Dataset entries:
▬▬▬
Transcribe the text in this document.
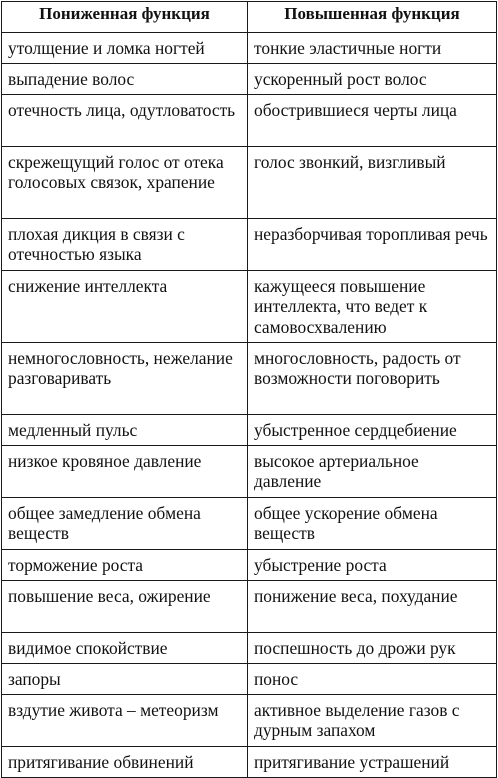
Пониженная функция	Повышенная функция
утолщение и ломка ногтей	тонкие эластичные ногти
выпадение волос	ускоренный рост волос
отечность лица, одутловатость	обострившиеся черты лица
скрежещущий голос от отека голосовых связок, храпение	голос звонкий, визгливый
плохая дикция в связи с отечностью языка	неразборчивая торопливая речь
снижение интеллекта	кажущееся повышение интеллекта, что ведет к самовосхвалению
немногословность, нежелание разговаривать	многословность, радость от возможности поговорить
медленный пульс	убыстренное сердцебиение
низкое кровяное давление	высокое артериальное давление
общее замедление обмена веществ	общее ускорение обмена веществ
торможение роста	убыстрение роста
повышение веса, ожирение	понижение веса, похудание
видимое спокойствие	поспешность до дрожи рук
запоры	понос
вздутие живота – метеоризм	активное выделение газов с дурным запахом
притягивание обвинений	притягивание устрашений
▬▬▬
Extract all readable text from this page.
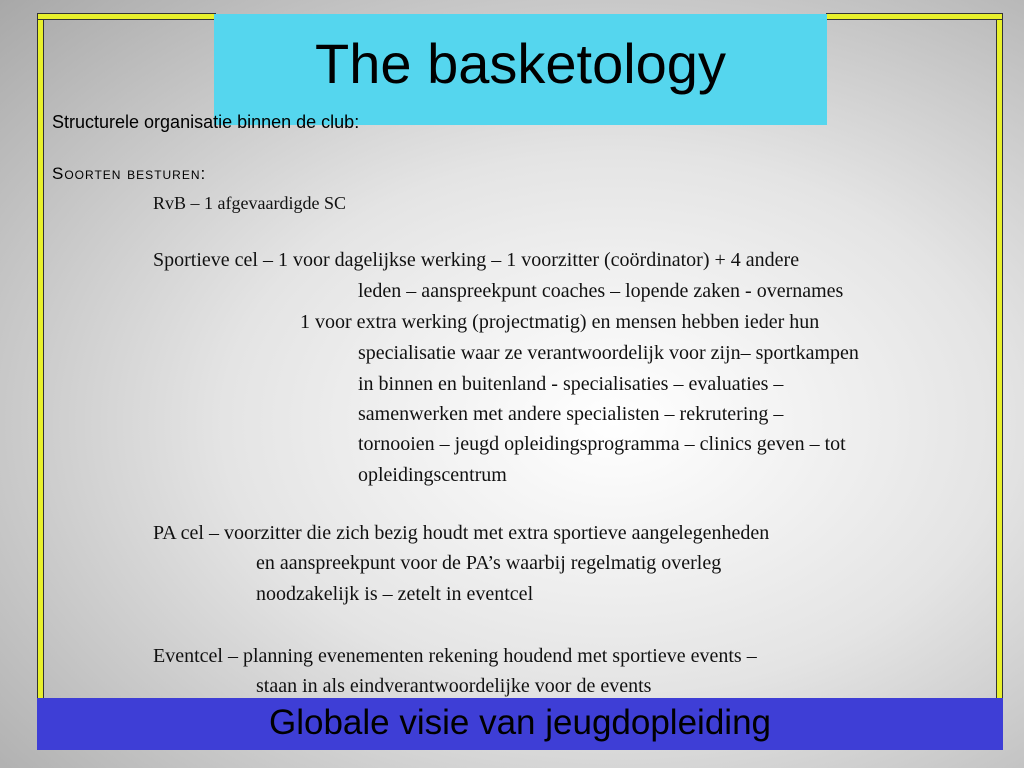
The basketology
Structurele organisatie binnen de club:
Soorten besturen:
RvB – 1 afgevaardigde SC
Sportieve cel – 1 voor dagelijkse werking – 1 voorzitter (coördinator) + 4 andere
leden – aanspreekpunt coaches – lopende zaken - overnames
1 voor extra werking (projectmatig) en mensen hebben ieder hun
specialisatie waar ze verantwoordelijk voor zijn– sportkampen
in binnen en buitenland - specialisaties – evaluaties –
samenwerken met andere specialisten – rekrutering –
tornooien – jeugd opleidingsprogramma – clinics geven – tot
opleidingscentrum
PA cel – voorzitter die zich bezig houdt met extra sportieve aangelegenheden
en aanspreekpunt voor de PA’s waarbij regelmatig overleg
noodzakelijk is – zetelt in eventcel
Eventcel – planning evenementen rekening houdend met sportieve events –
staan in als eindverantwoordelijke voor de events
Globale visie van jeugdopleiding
▬▬▬
Go through the listing above and return every line where the word "повышение" occurs.

**The result**
снижение интеллекта	кажущееся повышение интеллекта, что ведет к самовосхвалению
повышение веса, ожирение	понижение веса, похудание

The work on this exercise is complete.